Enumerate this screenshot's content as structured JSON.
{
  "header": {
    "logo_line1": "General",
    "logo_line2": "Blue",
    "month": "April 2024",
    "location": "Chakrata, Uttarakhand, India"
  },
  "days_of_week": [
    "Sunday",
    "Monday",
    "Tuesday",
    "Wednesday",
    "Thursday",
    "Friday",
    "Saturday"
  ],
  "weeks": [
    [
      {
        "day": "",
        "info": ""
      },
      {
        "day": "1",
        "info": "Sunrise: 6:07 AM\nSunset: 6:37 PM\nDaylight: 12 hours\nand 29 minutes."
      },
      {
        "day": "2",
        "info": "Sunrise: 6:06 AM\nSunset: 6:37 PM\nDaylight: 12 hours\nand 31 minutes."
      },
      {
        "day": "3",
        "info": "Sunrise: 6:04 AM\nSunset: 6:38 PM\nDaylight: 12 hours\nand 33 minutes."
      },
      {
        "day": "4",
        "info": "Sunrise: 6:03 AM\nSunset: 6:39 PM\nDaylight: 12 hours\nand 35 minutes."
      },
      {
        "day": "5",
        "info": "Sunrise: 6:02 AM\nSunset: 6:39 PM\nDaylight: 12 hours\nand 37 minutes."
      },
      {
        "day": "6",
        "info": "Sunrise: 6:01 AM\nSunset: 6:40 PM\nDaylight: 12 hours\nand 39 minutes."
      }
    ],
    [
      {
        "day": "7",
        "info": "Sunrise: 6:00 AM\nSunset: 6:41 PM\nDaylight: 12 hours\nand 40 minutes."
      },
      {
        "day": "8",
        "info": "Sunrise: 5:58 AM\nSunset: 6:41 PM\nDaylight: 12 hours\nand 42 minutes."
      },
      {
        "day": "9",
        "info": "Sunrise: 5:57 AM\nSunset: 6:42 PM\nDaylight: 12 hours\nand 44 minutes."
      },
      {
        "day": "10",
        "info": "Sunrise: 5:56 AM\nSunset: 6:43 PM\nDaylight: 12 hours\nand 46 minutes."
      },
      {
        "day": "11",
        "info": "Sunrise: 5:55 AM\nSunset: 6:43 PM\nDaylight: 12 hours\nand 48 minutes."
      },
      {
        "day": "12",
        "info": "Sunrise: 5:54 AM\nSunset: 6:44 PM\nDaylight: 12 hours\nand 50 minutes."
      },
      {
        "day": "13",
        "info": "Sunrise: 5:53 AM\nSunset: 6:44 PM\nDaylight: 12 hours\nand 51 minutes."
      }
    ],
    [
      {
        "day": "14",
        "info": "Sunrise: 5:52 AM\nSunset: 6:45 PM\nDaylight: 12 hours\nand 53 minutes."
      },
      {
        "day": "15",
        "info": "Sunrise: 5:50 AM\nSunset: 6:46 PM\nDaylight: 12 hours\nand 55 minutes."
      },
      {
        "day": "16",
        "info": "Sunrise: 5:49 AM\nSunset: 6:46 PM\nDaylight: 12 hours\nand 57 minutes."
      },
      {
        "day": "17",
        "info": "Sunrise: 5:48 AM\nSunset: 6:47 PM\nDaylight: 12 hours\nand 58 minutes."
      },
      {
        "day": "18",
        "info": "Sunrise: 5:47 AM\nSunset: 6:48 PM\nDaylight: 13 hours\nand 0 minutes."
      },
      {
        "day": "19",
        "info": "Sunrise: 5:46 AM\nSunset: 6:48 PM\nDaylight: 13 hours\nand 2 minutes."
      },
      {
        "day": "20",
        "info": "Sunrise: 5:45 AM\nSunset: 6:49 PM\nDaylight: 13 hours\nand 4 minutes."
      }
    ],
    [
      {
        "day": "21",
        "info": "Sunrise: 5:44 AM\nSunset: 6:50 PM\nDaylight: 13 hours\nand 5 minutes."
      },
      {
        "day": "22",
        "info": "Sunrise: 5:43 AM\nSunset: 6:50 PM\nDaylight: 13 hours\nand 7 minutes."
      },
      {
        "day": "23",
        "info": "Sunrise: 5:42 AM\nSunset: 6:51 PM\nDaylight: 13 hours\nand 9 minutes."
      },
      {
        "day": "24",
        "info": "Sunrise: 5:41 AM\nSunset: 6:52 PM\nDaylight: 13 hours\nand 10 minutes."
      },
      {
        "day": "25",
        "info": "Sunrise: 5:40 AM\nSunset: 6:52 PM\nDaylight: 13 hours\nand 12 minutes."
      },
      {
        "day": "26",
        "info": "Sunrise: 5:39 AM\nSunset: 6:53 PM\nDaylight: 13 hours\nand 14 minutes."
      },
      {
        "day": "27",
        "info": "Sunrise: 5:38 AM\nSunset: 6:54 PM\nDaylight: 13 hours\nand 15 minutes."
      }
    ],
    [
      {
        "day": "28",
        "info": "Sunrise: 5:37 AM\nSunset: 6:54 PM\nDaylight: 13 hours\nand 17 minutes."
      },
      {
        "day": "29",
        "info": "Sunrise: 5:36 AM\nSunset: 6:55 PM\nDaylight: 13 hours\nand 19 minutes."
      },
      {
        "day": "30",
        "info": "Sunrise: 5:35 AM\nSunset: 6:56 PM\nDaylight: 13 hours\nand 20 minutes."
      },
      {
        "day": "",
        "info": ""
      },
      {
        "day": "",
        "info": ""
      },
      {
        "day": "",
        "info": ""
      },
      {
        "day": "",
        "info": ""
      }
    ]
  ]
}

__________________________________________________

## Your instructions
Restate the data above word for word.

## Full solution
Enumerate this screenshot's content as structured JSON.
{
  "header": {
    "logo_line1": "General",
    "logo_line2": "Blue",
    "month": "April 2024",
    "location": "Chakrata, Uttarakhand, India"
  },
  "days_of_week": [
    "Sunday",
    "Monday",
    "Tuesday",
    "Wednesday",
    "Thursday",
    "Friday",
    "Saturday"
  ],
  "weeks": [
    [
      {
        "day": "",
        "info": ""
      },
      {
        "day": "1",
        "info": "Sunrise: 6:07 AM\nSunset: 6:37 PM\nDaylight: 12 hours\nand 29 minutes."
      },
      {
        "day": "2",
        "info": "Sunrise: 6:06 AM\nSunset: 6:37 PM\nDaylight: 12 hours\nand 31 minutes."
      },
      {
        "day": "3",
        "info": "Sunrise: 6:04 AM\nSunset: 6:38 PM\nDaylight: 12 hours\nand 33 minutes."
      },
      {
        "day": "4",
        "info": "Sunrise: 6:03 AM\nSunset: 6:39 PM\nDaylight: 12 hours\nand 35 minutes."
      },
      {
        "day": "5",
        "info": "Sunrise: 6:02 AM\nSunset: 6:39 PM\nDaylight: 12 hours\nand 37 minutes."
      },
      {
        "day": "6",
        "info": "Sunrise: 6:01 AM\nSunset: 6:40 PM\nDaylight: 12 hours\nand 39 minutes."
      }
    ],
    [
      {
        "day": "7",
        "info": "Sunrise: 6:00 AM\nSunset: 6:41 PM\nDaylight: 12 hours\nand 40 minutes."
      },
      {
        "day": "8",
        "info": "Sunrise: 5:58 AM\nSunset: 6:41 PM\nDaylight: 12 hours\nand 42 minutes."
      },
      {
        "day": "9",
        "info": "Sunrise: 5:57 AM\nSunset: 6:42 PM\nDaylight: 12 hours\nand 44 minutes."
      },
      {
        "day": "10",
        "info": "Sunrise: 5:56 AM\nSunset: 6:43 PM\nDaylight: 12 hours\nand 46 minutes."
      },
      {
        "day": "11",
        "info": "Sunrise: 5:55 AM\nSunset: 6:43 PM\nDaylight: 12 hours\nand 48 minutes."
      },
      {
        "day": "12",
        "info": "Sunrise: 5:54 AM\nSunset: 6:44 PM\nDaylight: 12 hours\nand 50 minutes."
      },
      {
        "day": "13",
        "info": "Sunrise: 5:53 AM\nSunset: 6:44 PM\nDaylight: 12 hours\nand 51 minutes."
      }
    ],
    [
      {
        "day": "14",
        "info": "Sunrise: 5:52 AM\nSunset: 6:45 PM\nDaylight: 12 hours\nand 53 minutes."
      },
      {
        "day": "15",
        "info": "Sunrise: 5:50 AM\nSunset: 6:46 PM\nDaylight: 12 hours\nand 55 minutes."
      },
      {
        "day": "16",
        "info": "Sunrise: 5:49 AM\nSunset: 6:46 PM\nDaylight: 12 hours\nand 57 minutes."
      },
      {
        "day": "17",
        "info": "Sunrise: 5:48 AM\nSunset: 6:47 PM\nDaylight: 12 hours\nand 58 minutes."
      },
      {
        "day": "18",
        "info": "Sunrise: 5:47 AM\nSunset: 6:48 PM\nDaylight: 13 hours\nand 0 minutes."
      },
      {
        "day": "19",
        "info": "Sunrise: 5:46 AM\nSunset: 6:48 PM\nDaylight: 13 hours\nand 2 minutes."
      },
      {
        "day": "20",
        "info": "Sunrise: 5:45 AM\nSunset: 6:49 PM\nDaylight: 13 hours\nand 4 minutes."
      }
    ],
    [
      {
        "day": "21",
        "info": "Sunrise: 5:44 AM\nSunset: 6:50 PM\nDaylight: 13 hours\nand 5 minutes."
      },
      {
        "day": "22",
        "info": "Sunrise: 5:43 AM\nSunset: 6:50 PM\nDaylight: 13 hours\nand 7 minutes."
      },
      {
        "day": "23",
        "info": "Sunrise: 5:42 AM\nSunset: 6:51 PM\nDaylight: 13 hours\nand 9 minutes."
      },
      {
        "day": "24",
        "info": "Sunrise: 5:41 AM\nSunset: 6:52 PM\nDaylight: 13 hours\nand 10 minutes."
      },
      {
        "day": "25",
        "info": "Sunrise: 5:40 AM\nSunset: 6:52 PM\nDaylight: 13 hours\nand 12 minutes."
      },
      {
        "day": "26",
        "info": "Sunrise: 5:39 AM\nSunset: 6:53 PM\nDaylight: 13 hours\nand 14 minutes."
      },
      {
        "day": "27",
        "info": "Sunrise: 5:38 AM\nSunset: 6:54 PM\nDaylight: 13 hours\nand 15 minutes."
      }
    ],
    [
      {
        "day": "28",
        "info": "Sunrise: 5:37 AM\nSunset: 6:54 PM\nDaylight: 13 hours\nand 17 minutes."
      },
      {
        "day": "29",
        "info": "Sunrise: 5:36 AM\nSunset: 6:55 PM\nDaylight: 13 hours\nand 19 minutes."
      },
      {
        "day": "30",
        "info": "Sunrise: 5:35 AM\nSunset: 6:56 PM\nDaylight: 13 hours\nand 20 minutes."
      },
      {
        "day": "",
        "info": ""
      },
      {
        "day": "",
        "info": ""
      },
      {
        "day": "",
        "info": ""
      },
      {
        "day": "",
        "info": ""
      }
    ]
  ]
}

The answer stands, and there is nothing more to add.